### Task to complete
Pick out all lines in the listing holding the string "JSON" and copy them.

-- BEGIN Data provided --

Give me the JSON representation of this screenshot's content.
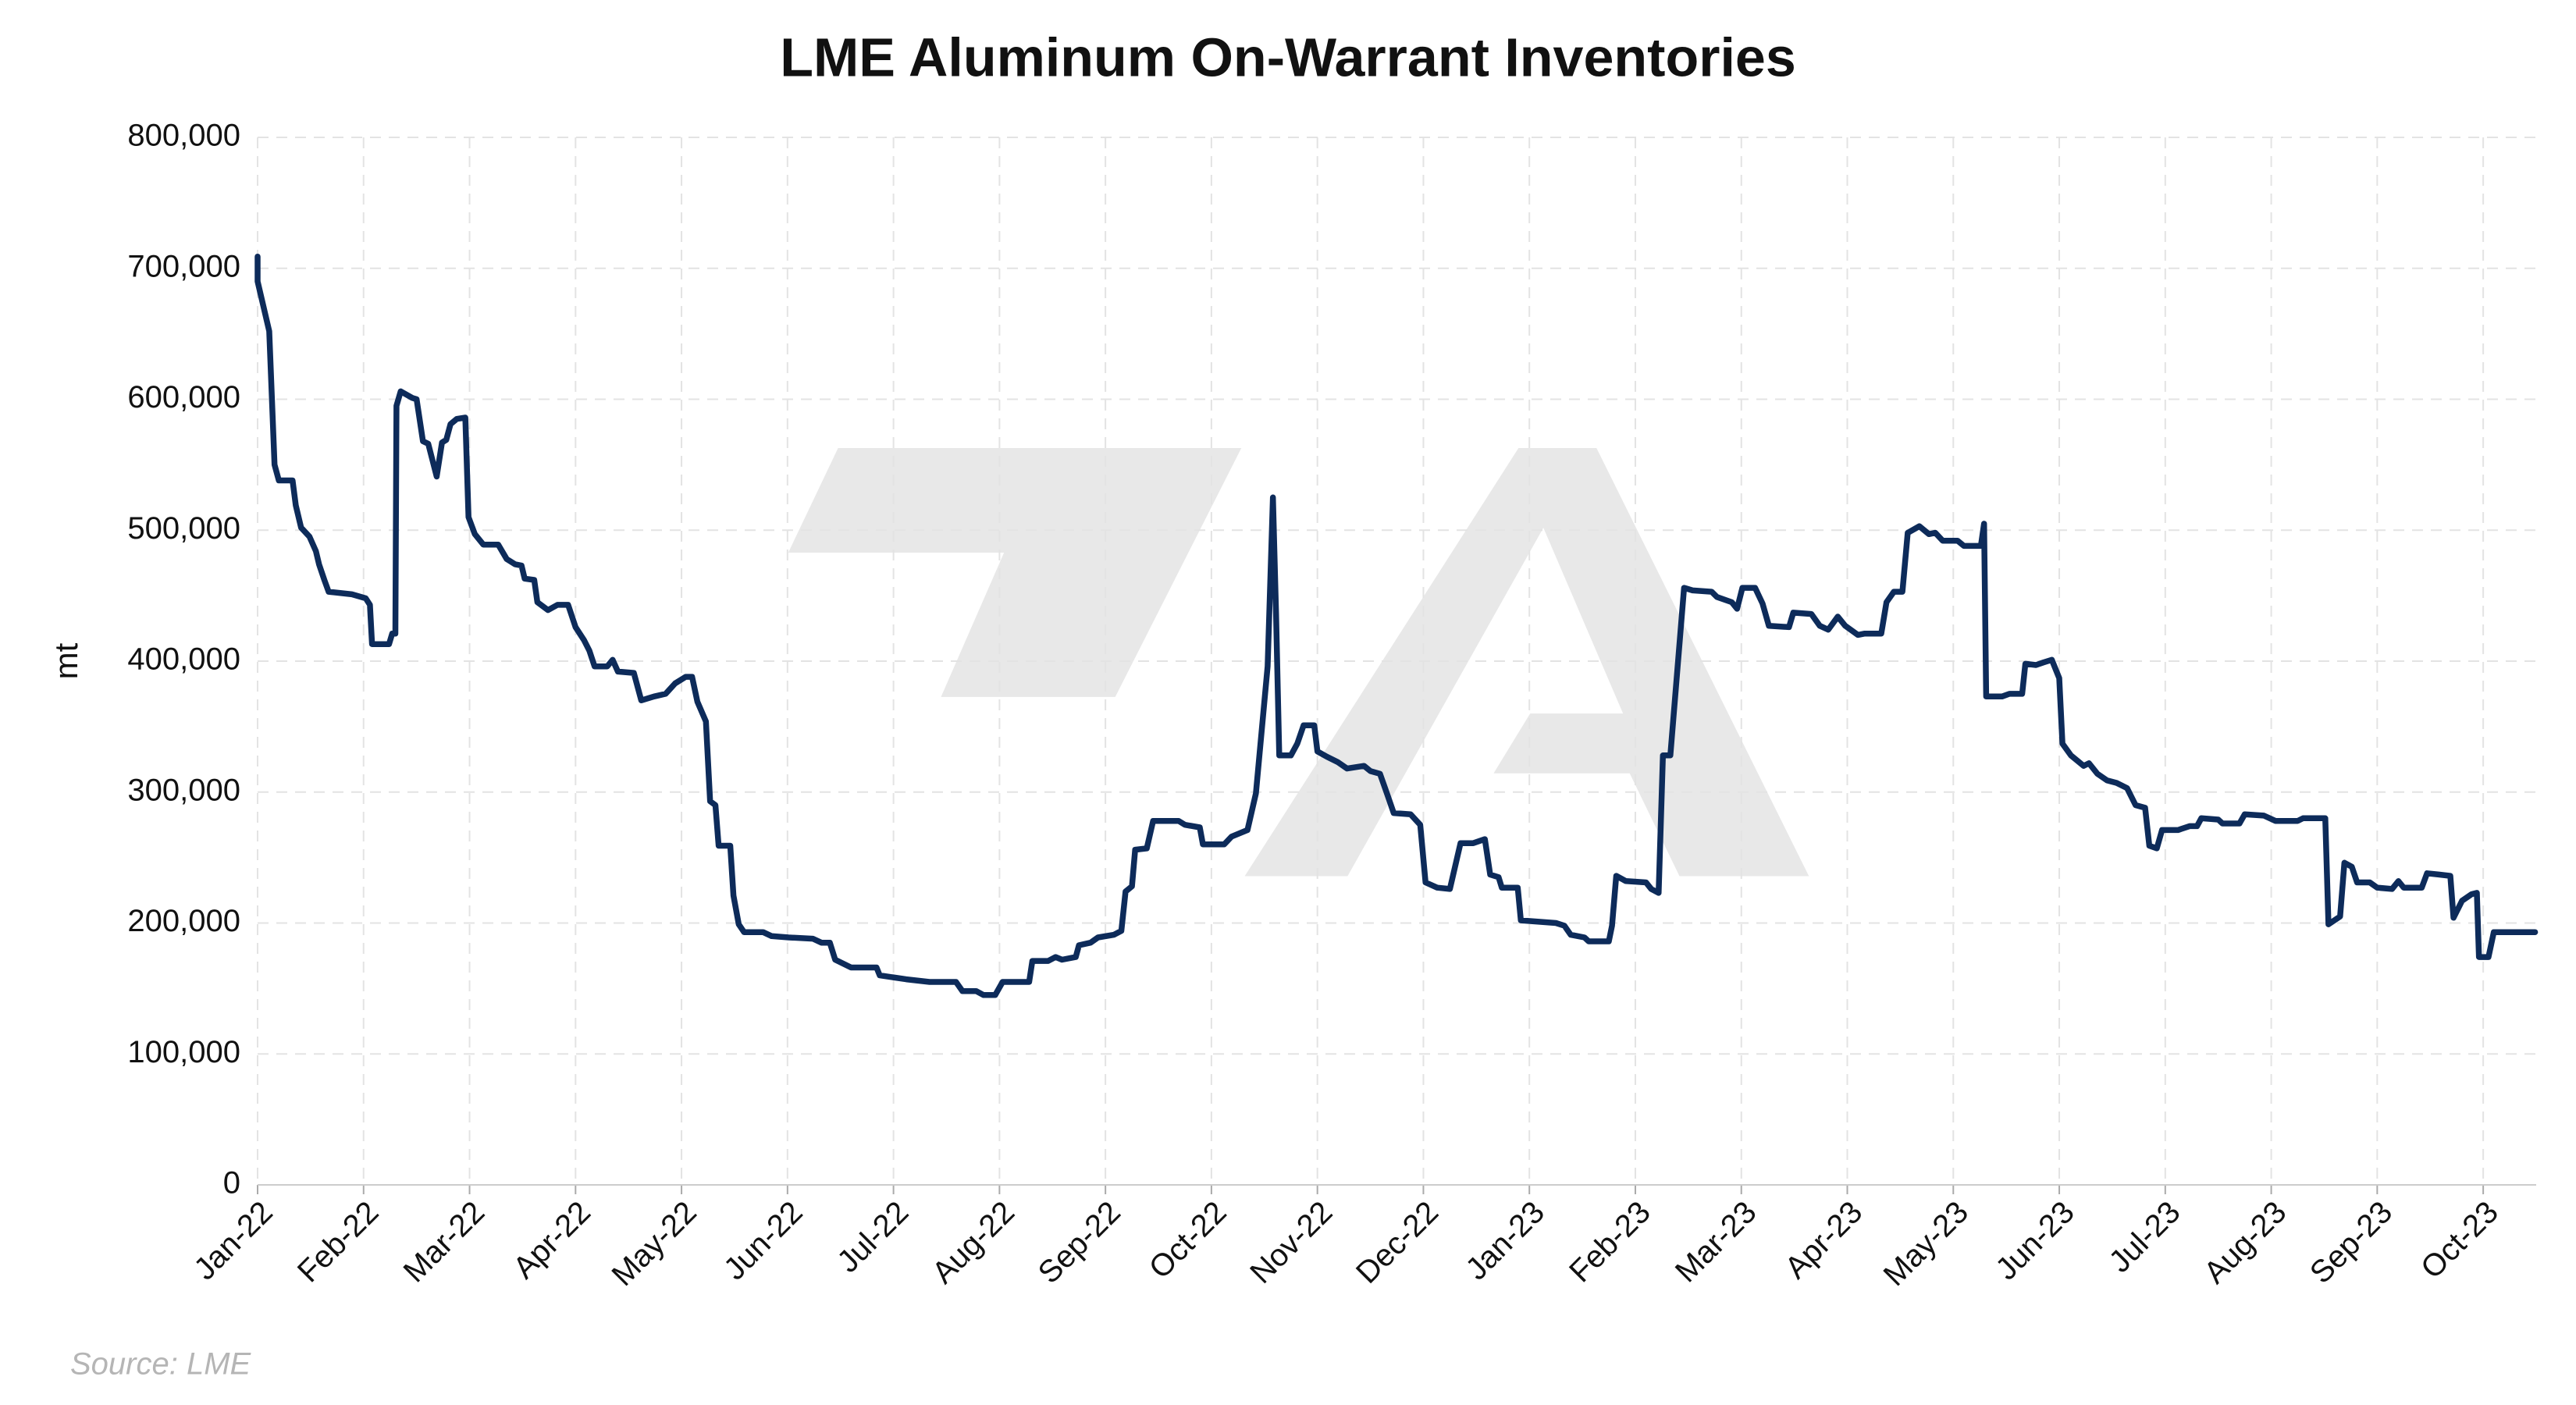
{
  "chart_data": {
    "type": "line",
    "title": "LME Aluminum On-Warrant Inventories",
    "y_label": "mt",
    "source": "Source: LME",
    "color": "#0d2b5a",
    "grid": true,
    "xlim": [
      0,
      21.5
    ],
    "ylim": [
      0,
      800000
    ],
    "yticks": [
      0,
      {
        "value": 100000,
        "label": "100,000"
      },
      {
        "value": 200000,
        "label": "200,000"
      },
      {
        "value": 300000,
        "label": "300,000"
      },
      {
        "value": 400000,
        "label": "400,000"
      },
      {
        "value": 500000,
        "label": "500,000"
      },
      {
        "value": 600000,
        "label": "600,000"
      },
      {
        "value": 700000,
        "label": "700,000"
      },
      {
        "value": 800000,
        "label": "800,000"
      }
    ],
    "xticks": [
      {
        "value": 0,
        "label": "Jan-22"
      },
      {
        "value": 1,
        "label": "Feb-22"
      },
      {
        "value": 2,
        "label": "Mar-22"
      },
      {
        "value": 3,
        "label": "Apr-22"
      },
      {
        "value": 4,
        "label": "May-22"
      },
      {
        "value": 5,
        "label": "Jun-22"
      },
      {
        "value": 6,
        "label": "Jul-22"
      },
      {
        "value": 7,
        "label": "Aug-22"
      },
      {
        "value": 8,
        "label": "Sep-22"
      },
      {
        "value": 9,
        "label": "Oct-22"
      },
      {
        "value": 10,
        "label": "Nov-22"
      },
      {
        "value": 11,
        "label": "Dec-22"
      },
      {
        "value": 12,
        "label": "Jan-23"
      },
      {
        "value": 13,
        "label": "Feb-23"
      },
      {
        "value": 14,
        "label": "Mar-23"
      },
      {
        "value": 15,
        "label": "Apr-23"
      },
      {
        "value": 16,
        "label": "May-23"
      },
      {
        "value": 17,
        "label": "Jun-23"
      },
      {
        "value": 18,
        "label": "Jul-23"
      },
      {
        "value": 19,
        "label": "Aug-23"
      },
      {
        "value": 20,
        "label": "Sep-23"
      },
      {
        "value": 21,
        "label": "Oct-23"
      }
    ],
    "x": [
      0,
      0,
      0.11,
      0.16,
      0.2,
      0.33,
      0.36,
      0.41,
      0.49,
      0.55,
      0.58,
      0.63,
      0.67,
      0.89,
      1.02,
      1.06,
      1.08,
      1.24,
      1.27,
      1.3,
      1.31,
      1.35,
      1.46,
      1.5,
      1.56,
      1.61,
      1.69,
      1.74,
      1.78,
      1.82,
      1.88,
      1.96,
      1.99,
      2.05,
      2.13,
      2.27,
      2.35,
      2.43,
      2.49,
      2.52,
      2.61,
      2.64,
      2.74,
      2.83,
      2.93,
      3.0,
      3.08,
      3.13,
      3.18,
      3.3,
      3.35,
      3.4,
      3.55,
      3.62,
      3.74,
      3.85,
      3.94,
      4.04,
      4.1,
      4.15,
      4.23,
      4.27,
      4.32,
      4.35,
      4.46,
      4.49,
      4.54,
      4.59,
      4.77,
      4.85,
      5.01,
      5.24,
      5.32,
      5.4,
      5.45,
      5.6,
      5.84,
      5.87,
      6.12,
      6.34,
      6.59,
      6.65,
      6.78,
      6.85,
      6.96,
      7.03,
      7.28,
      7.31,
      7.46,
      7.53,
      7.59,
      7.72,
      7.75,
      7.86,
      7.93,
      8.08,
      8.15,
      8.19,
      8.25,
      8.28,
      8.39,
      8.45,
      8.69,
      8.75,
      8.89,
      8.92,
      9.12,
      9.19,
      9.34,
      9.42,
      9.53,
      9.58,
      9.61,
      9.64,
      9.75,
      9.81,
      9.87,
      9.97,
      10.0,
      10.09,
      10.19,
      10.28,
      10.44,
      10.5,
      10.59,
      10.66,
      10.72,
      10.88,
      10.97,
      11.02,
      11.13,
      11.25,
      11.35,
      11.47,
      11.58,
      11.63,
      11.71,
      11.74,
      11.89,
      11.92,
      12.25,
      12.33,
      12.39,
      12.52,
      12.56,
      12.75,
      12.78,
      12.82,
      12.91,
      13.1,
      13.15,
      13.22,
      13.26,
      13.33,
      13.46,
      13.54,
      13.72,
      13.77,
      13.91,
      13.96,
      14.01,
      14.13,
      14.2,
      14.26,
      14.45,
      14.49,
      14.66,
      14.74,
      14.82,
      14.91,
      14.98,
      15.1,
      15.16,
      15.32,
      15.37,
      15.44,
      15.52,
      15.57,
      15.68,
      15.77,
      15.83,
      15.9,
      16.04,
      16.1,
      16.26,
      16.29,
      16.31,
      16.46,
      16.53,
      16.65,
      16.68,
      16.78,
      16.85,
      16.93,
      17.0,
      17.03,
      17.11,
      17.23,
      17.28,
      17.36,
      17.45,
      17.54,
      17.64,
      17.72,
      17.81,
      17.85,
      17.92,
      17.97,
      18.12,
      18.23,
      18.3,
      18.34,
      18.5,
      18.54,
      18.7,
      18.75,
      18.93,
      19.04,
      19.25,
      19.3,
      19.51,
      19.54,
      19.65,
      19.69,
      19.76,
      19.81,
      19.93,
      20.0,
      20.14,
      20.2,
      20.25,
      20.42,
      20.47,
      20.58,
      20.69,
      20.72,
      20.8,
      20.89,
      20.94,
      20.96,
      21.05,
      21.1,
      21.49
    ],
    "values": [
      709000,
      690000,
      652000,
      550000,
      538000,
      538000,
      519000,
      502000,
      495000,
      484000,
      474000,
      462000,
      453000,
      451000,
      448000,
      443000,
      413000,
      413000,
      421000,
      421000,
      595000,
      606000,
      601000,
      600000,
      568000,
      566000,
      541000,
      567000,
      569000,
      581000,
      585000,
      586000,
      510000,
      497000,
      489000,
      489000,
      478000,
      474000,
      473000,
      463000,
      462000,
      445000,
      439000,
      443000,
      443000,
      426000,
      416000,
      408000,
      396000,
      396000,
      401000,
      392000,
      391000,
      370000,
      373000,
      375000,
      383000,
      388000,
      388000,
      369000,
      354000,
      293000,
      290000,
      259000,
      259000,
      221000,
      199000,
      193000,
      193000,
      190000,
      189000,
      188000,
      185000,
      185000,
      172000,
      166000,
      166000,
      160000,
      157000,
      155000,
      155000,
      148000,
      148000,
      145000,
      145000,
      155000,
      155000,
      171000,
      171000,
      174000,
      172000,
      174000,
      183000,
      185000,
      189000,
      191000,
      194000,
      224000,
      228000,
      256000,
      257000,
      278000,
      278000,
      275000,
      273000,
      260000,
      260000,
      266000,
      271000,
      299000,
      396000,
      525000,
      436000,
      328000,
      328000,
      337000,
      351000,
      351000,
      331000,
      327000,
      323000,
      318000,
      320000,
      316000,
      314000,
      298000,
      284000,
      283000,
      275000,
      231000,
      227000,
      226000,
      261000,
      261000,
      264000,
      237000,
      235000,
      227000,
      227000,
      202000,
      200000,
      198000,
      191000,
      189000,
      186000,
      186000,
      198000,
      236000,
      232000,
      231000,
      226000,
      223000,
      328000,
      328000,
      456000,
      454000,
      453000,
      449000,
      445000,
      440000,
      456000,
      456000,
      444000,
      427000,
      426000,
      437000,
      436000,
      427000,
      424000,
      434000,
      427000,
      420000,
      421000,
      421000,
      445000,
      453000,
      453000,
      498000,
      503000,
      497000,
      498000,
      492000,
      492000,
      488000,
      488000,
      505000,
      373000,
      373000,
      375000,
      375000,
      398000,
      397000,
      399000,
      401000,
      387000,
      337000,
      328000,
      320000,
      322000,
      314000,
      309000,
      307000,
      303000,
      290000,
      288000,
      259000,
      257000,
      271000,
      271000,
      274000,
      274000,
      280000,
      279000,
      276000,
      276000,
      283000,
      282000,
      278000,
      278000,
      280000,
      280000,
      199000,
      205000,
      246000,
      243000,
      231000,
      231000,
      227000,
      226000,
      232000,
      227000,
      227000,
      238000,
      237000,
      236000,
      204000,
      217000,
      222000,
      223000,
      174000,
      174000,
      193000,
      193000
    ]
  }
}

-- END Data provided --
-- BEGIN Data provided --

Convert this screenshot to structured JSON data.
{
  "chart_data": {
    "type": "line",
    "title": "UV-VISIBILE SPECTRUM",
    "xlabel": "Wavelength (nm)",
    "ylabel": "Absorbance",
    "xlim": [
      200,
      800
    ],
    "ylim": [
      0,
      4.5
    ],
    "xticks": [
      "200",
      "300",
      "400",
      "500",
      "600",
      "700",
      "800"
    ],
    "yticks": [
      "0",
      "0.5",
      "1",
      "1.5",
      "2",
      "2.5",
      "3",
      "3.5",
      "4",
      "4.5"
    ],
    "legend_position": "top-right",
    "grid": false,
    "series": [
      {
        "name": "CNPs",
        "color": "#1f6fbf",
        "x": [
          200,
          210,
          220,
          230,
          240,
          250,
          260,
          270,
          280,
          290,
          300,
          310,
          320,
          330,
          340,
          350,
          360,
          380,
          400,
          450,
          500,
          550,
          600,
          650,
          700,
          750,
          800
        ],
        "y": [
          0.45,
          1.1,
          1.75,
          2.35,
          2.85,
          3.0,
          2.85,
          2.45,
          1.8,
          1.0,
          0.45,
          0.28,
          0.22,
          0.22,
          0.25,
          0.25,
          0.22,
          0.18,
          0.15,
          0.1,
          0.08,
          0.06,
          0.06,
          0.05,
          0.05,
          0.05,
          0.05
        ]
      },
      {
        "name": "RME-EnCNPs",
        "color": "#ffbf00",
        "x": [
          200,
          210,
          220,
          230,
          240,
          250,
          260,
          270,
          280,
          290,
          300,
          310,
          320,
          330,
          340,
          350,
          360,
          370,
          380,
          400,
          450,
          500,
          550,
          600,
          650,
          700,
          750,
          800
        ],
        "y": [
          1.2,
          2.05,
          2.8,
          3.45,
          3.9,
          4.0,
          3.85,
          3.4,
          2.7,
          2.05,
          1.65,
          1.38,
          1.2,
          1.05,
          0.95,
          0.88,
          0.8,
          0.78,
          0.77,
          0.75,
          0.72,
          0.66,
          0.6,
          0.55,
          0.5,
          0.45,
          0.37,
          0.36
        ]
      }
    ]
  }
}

-- END Data provided --

### Complete response
Give me the JSON representation of this screenshot's content.
Convert this screenshot to structured JSON data.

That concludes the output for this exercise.